> [Input rows]

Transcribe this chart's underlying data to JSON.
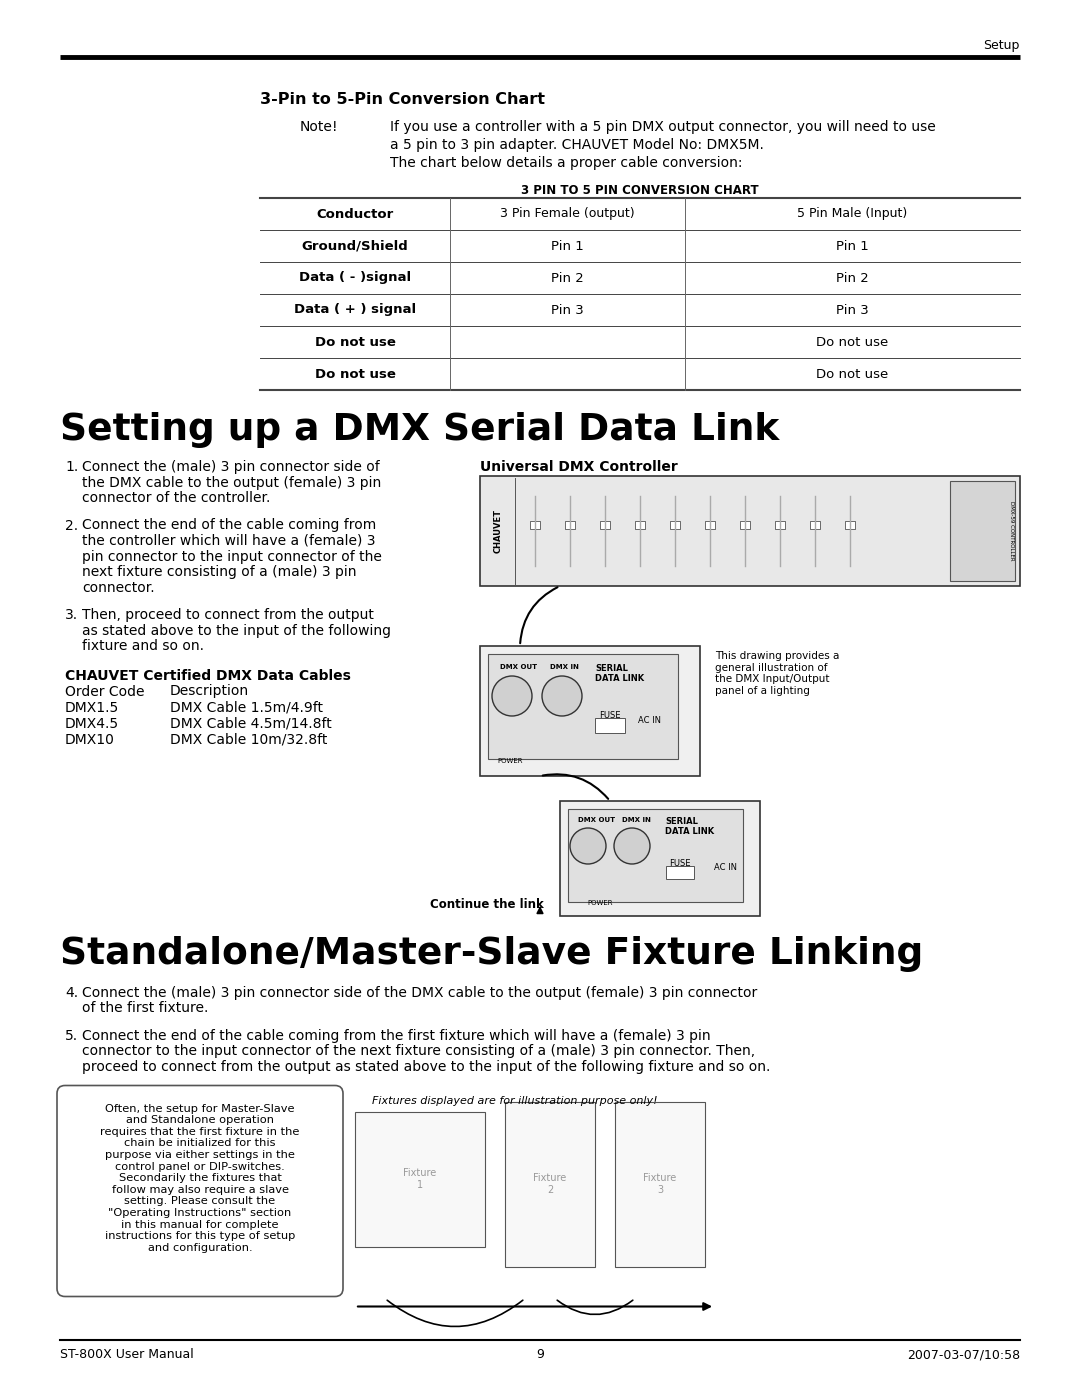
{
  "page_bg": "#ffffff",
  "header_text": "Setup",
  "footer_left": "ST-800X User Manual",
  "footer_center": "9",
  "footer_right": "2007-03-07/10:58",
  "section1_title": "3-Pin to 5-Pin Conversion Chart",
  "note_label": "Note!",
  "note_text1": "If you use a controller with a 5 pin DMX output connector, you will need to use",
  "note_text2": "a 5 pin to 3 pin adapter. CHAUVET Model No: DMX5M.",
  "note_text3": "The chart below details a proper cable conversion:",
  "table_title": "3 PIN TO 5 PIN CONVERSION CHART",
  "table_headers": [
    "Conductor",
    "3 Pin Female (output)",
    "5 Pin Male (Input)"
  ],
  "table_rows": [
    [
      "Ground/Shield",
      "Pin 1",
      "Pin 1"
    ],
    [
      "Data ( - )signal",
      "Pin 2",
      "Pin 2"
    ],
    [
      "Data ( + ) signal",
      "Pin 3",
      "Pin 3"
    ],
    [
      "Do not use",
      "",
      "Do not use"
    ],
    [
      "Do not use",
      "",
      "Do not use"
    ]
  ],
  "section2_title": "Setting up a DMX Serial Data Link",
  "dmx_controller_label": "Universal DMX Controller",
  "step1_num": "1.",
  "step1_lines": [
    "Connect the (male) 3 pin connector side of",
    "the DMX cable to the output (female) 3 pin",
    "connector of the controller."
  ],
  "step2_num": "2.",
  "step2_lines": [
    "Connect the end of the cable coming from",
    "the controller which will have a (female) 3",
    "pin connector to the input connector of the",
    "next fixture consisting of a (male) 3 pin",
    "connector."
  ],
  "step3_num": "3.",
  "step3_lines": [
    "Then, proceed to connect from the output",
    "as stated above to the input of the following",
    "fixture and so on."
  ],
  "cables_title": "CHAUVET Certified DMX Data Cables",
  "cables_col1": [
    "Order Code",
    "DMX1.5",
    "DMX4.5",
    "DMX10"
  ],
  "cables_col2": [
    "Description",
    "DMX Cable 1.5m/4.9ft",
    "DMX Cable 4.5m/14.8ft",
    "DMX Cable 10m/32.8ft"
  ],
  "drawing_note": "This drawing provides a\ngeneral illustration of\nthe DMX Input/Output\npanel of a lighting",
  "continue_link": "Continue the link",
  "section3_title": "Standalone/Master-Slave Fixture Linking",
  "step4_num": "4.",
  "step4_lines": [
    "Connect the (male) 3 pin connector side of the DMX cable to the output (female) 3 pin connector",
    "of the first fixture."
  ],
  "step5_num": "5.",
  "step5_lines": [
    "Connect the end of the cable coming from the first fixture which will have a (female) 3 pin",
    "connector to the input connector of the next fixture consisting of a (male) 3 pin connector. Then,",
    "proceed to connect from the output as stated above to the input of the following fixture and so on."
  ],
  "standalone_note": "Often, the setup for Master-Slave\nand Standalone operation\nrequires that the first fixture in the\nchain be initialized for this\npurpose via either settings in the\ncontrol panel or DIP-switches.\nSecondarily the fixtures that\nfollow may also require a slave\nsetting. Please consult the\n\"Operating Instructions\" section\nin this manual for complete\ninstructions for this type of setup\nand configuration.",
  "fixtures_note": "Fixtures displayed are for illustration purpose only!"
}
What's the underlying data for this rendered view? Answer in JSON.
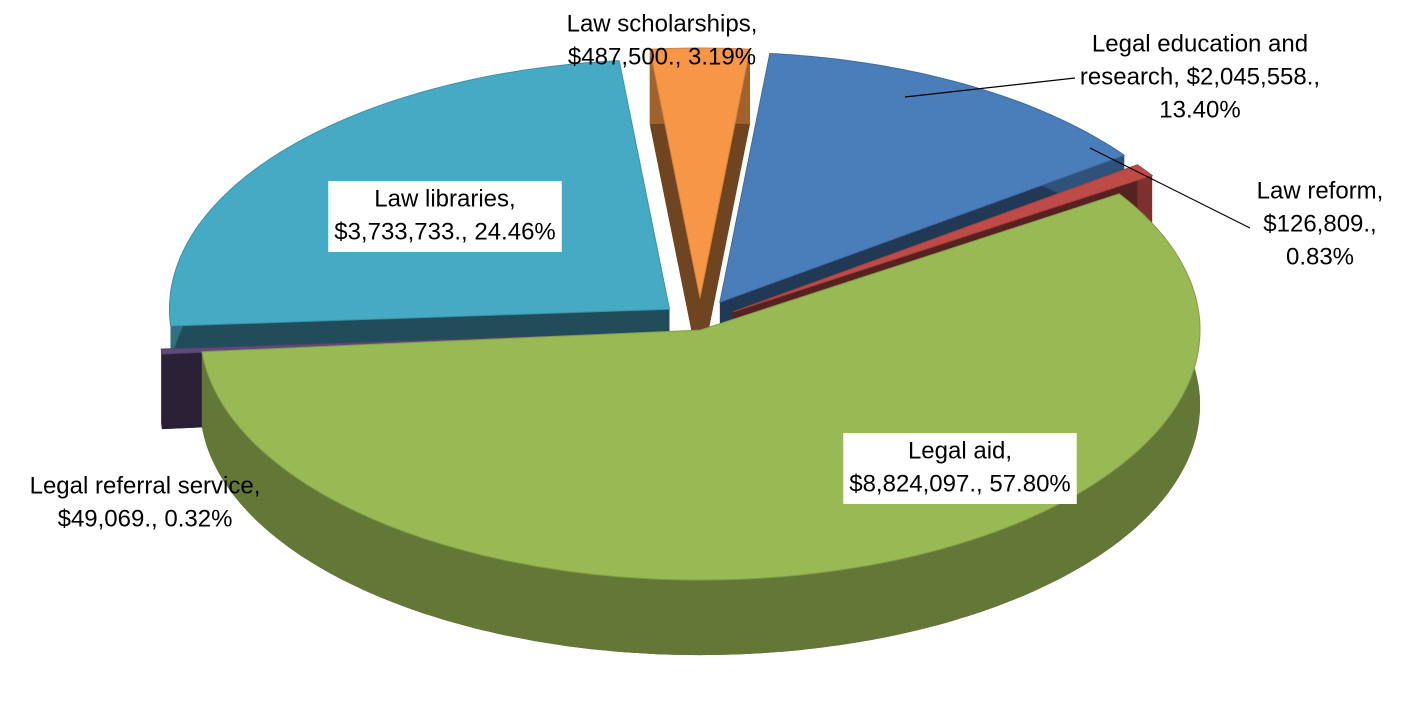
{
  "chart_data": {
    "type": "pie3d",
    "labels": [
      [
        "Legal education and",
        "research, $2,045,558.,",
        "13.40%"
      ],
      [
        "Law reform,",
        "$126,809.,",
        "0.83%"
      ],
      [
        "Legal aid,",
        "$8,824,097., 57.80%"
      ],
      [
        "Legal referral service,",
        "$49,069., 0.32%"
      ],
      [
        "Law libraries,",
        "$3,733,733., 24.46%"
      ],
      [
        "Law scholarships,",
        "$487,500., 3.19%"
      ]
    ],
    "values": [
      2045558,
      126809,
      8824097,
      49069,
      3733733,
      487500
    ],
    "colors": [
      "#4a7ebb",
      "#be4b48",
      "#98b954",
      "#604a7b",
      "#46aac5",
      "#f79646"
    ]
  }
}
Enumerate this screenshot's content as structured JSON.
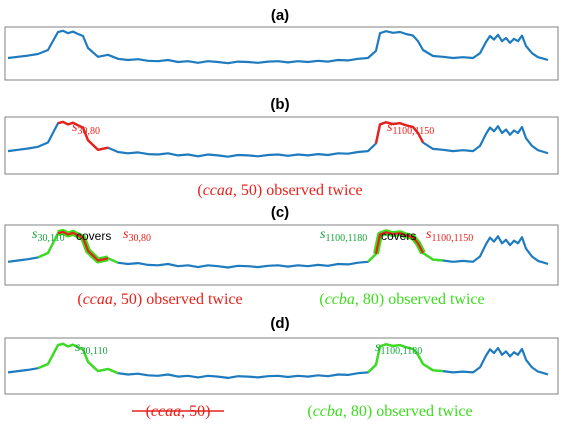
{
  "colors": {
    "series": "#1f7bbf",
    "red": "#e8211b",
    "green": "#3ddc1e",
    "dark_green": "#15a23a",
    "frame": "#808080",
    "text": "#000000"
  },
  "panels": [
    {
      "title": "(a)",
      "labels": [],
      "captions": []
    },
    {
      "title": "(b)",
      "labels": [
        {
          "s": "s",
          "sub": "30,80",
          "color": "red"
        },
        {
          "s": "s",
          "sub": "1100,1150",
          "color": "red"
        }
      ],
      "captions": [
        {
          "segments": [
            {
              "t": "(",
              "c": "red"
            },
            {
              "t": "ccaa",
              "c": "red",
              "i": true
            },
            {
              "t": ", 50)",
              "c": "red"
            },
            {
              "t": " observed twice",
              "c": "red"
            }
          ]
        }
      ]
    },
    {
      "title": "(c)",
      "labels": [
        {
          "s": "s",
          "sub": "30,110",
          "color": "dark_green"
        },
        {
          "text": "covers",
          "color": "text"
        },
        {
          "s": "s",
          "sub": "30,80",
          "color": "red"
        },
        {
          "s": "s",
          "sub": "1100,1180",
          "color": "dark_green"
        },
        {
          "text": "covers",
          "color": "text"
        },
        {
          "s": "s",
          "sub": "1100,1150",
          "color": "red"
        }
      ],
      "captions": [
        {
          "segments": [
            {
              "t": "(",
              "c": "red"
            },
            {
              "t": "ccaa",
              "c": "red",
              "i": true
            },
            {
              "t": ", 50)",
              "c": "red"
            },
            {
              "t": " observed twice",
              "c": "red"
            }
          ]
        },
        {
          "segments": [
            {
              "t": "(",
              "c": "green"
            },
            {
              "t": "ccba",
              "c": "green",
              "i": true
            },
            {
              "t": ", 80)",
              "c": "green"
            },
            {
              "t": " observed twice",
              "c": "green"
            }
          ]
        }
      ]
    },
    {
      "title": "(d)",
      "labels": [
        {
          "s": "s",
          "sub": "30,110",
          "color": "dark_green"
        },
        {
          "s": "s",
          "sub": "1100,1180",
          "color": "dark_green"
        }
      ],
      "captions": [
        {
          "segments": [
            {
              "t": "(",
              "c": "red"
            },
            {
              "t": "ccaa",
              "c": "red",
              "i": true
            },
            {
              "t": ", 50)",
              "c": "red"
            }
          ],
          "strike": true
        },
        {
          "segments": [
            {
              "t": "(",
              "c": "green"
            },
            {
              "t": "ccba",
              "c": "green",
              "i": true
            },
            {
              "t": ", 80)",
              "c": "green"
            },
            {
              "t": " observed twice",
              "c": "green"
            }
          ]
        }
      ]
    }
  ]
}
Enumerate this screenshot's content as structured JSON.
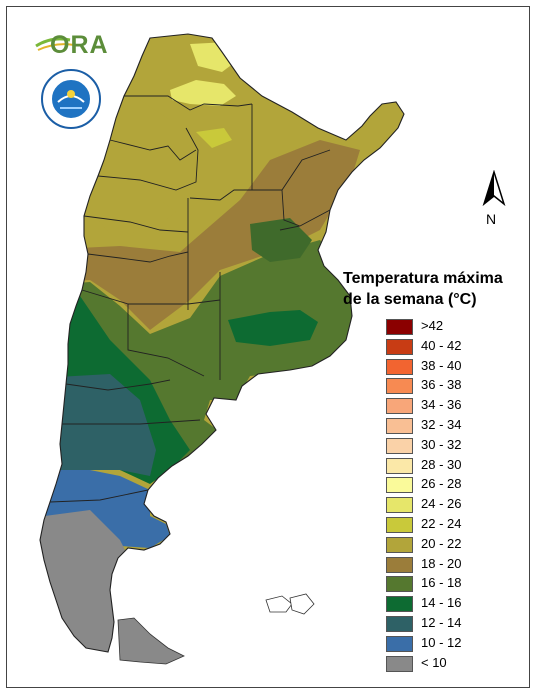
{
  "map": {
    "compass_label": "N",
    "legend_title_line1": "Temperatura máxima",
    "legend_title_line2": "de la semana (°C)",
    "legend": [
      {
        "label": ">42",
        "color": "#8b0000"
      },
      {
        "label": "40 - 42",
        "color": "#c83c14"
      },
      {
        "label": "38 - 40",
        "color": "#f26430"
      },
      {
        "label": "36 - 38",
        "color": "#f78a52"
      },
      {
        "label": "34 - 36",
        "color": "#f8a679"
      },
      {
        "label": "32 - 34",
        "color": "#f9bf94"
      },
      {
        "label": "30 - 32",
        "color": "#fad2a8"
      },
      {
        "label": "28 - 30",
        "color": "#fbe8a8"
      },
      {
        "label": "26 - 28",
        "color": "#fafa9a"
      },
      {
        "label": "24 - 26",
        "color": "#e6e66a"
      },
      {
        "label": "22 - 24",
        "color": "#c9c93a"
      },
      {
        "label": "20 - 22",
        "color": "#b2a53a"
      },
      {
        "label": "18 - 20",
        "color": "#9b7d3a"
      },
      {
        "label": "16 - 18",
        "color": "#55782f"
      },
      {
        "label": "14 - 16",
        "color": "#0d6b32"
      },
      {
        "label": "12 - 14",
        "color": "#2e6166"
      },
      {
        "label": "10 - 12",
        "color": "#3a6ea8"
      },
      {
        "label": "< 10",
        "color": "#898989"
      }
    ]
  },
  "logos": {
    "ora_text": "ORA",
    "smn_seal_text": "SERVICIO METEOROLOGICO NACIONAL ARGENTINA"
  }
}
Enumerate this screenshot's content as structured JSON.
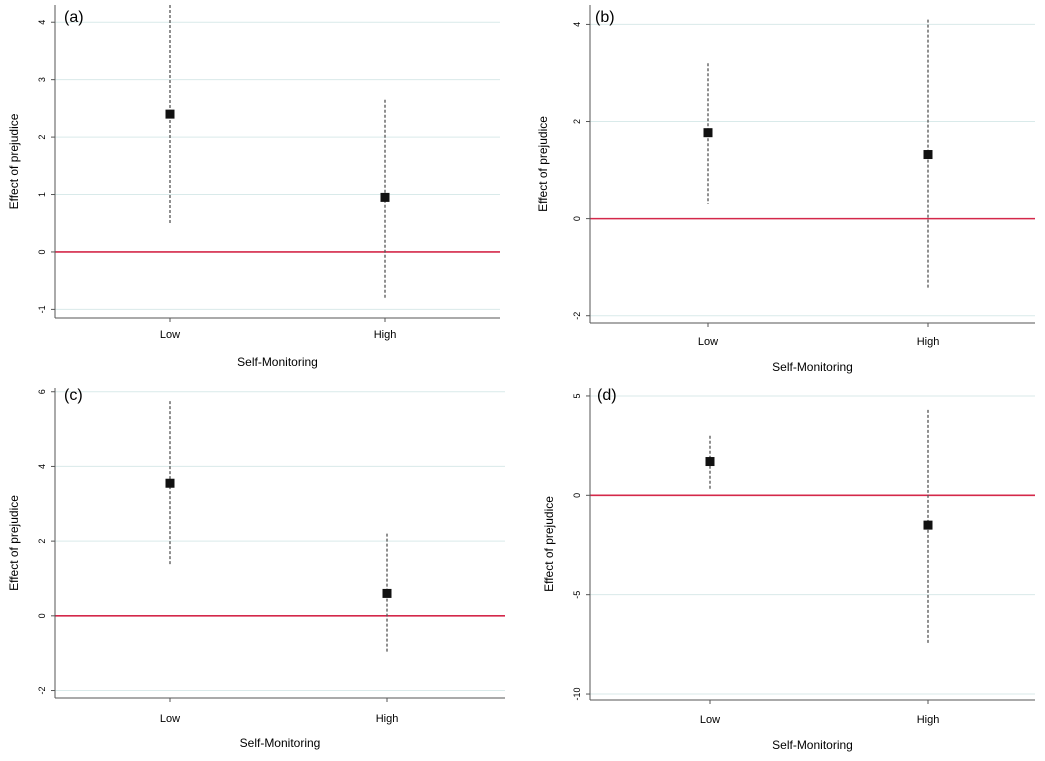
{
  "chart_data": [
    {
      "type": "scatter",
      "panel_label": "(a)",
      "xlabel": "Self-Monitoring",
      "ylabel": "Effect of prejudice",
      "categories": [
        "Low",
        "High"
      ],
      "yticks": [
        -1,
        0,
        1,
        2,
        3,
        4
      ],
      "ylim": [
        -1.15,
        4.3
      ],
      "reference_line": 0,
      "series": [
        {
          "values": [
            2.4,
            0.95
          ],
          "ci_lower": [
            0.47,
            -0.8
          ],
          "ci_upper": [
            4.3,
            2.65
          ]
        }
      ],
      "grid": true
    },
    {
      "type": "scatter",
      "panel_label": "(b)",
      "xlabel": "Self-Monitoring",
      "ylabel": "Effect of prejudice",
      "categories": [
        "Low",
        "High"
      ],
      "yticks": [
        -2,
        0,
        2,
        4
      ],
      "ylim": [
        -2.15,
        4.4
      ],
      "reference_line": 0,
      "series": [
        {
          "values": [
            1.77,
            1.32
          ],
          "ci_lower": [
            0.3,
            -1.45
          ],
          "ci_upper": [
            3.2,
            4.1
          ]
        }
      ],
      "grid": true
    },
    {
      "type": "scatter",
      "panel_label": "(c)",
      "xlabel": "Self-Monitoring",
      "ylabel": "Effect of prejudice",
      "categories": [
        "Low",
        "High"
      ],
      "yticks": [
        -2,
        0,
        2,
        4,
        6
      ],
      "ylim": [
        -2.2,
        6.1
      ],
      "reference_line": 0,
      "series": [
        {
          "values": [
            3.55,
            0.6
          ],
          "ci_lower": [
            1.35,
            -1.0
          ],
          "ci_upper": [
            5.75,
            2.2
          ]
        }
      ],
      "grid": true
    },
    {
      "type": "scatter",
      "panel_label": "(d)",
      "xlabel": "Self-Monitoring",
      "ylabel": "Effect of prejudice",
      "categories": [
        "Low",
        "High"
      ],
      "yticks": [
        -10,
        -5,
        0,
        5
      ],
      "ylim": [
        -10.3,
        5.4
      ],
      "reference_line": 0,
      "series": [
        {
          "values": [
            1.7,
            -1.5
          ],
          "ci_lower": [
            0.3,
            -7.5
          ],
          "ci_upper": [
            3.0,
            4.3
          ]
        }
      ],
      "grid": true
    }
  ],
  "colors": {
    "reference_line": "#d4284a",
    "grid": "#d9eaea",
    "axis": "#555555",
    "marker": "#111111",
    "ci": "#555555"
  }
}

> [Task objective]
Each line that contains the string "illustration" counts once; say how many there are and nothing else.

> [Correct response]
2